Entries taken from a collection
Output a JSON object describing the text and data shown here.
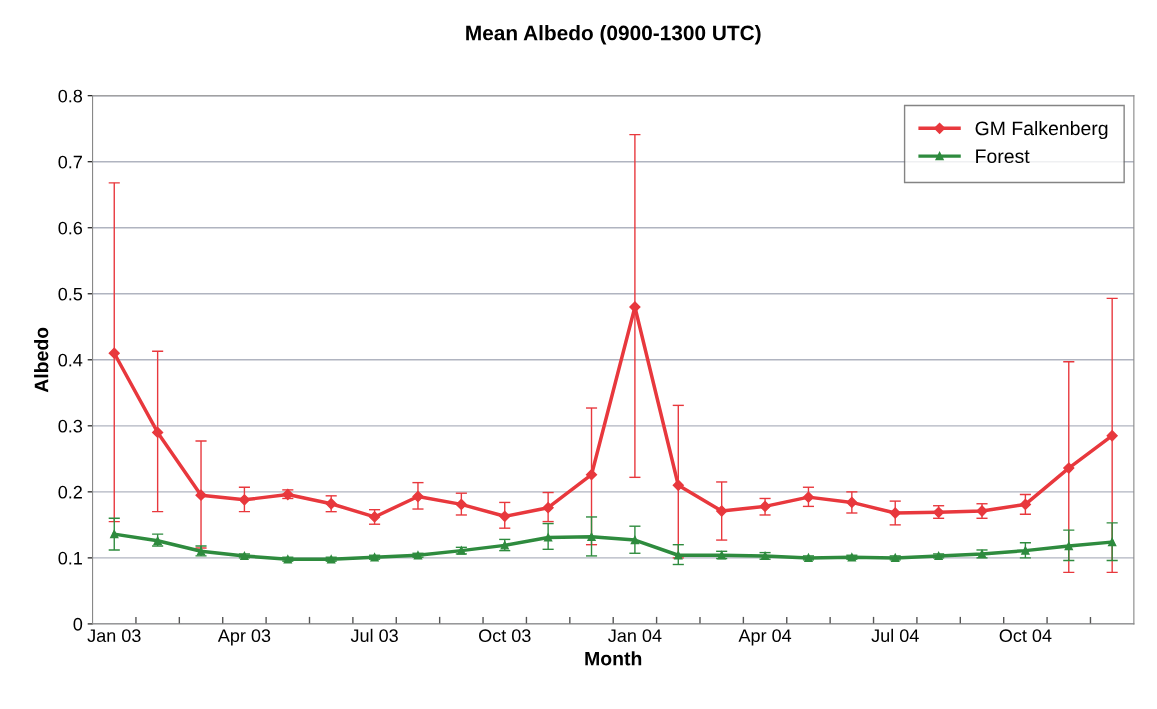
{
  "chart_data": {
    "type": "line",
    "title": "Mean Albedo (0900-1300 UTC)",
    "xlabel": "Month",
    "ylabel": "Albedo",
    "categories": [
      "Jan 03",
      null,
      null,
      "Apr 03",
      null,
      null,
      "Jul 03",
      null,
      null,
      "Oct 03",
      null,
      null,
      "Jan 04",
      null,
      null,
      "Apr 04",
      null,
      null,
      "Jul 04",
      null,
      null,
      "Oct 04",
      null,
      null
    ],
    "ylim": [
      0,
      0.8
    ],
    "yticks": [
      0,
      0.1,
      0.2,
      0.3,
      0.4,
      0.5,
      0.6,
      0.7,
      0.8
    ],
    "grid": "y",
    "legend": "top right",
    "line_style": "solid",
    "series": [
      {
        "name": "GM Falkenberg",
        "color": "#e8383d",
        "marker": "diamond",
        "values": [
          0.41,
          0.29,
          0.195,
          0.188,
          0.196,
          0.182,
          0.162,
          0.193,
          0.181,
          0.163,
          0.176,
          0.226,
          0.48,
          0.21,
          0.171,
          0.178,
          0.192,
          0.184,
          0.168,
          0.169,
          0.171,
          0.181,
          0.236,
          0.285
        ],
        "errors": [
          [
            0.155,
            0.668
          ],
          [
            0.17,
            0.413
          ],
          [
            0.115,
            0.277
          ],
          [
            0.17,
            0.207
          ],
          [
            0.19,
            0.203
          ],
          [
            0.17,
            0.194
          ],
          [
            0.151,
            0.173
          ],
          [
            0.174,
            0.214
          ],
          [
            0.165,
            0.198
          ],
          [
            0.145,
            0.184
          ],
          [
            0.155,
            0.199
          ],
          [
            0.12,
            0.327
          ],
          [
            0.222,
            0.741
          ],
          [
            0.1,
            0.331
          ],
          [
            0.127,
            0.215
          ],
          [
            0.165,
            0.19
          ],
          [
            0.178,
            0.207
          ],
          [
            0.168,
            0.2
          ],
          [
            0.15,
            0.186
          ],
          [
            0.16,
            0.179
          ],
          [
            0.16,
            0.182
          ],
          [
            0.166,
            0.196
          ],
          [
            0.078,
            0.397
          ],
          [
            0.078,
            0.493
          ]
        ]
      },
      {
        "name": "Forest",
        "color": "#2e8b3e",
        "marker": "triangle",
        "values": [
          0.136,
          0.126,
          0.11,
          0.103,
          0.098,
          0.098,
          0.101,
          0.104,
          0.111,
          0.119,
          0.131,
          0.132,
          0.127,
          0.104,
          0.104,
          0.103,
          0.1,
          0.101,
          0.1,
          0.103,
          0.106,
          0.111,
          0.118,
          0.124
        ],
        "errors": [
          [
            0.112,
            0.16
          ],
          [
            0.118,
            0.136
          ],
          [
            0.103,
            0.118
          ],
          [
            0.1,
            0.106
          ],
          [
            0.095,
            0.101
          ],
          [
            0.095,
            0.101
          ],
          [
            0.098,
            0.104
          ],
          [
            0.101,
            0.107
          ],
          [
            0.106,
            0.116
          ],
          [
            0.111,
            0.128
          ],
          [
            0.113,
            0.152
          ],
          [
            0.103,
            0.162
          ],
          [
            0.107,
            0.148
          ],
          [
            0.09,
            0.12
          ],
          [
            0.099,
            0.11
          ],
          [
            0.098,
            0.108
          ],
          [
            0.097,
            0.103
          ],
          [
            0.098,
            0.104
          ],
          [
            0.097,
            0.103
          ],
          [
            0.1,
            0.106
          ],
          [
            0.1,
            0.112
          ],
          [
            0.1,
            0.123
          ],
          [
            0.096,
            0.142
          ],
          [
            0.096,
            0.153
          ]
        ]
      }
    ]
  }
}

Requirements
Give the entries again without a single change, but with no pictures.

Exercise result
Output a JSON object describing the text and data shown here.
{
  "chart_data": {
    "type": "line",
    "title": "Mean Albedo (0900-1300 UTC)",
    "xlabel": "Month",
    "ylabel": "Albedo",
    "categories": [
      "Jan 03",
      null,
      null,
      "Apr 03",
      null,
      null,
      "Jul 03",
      null,
      null,
      "Oct 03",
      null,
      null,
      "Jan 04",
      null,
      null,
      "Apr 04",
      null,
      null,
      "Jul 04",
      null,
      null,
      "Oct 04",
      null,
      null
    ],
    "ylim": [
      0,
      0.8
    ],
    "yticks": [
      0,
      0.1,
      0.2,
      0.3,
      0.4,
      0.5,
      0.6,
      0.7,
      0.8
    ],
    "grid": "y",
    "legend": "top right",
    "line_style": "solid",
    "series": [
      {
        "name": "GM Falkenberg",
        "color": "#e8383d",
        "marker": "diamond",
        "values": [
          0.41,
          0.29,
          0.195,
          0.188,
          0.196,
          0.182,
          0.162,
          0.193,
          0.181,
          0.163,
          0.176,
          0.226,
          0.48,
          0.21,
          0.171,
          0.178,
          0.192,
          0.184,
          0.168,
          0.169,
          0.171,
          0.181,
          0.236,
          0.285
        ],
        "errors": [
          [
            0.155,
            0.668
          ],
          [
            0.17,
            0.413
          ],
          [
            0.115,
            0.277
          ],
          [
            0.17,
            0.207
          ],
          [
            0.19,
            0.203
          ],
          [
            0.17,
            0.194
          ],
          [
            0.151,
            0.173
          ],
          [
            0.174,
            0.214
          ],
          [
            0.165,
            0.198
          ],
          [
            0.145,
            0.184
          ],
          [
            0.155,
            0.199
          ],
          [
            0.12,
            0.327
          ],
          [
            0.222,
            0.741
          ],
          [
            0.1,
            0.331
          ],
          [
            0.127,
            0.215
          ],
          [
            0.165,
            0.19
          ],
          [
            0.178,
            0.207
          ],
          [
            0.168,
            0.2
          ],
          [
            0.15,
            0.186
          ],
          [
            0.16,
            0.179
          ],
          [
            0.16,
            0.182
          ],
          [
            0.166,
            0.196
          ],
          [
            0.078,
            0.397
          ],
          [
            0.078,
            0.493
          ]
        ]
      },
      {
        "name": "Forest",
        "color": "#2e8b3e",
        "marker": "triangle",
        "values": [
          0.136,
          0.126,
          0.11,
          0.103,
          0.098,
          0.098,
          0.101,
          0.104,
          0.111,
          0.119,
          0.131,
          0.132,
          0.127,
          0.104,
          0.104,
          0.103,
          0.1,
          0.101,
          0.1,
          0.103,
          0.106,
          0.111,
          0.118,
          0.124
        ],
        "errors": [
          [
            0.112,
            0.16
          ],
          [
            0.118,
            0.136
          ],
          [
            0.103,
            0.118
          ],
          [
            0.1,
            0.106
          ],
          [
            0.095,
            0.101
          ],
          [
            0.095,
            0.101
          ],
          [
            0.098,
            0.104
          ],
          [
            0.101,
            0.107
          ],
          [
            0.106,
            0.116
          ],
          [
            0.111,
            0.128
          ],
          [
            0.113,
            0.152
          ],
          [
            0.103,
            0.162
          ],
          [
            0.107,
            0.148
          ],
          [
            0.09,
            0.12
          ],
          [
            0.099,
            0.11
          ],
          [
            0.098,
            0.108
          ],
          [
            0.097,
            0.103
          ],
          [
            0.098,
            0.104
          ],
          [
            0.097,
            0.103
          ],
          [
            0.1,
            0.106
          ],
          [
            0.1,
            0.112
          ],
          [
            0.1,
            0.123
          ],
          [
            0.096,
            0.142
          ],
          [
            0.096,
            0.153
          ]
        ]
      }
    ]
  }
}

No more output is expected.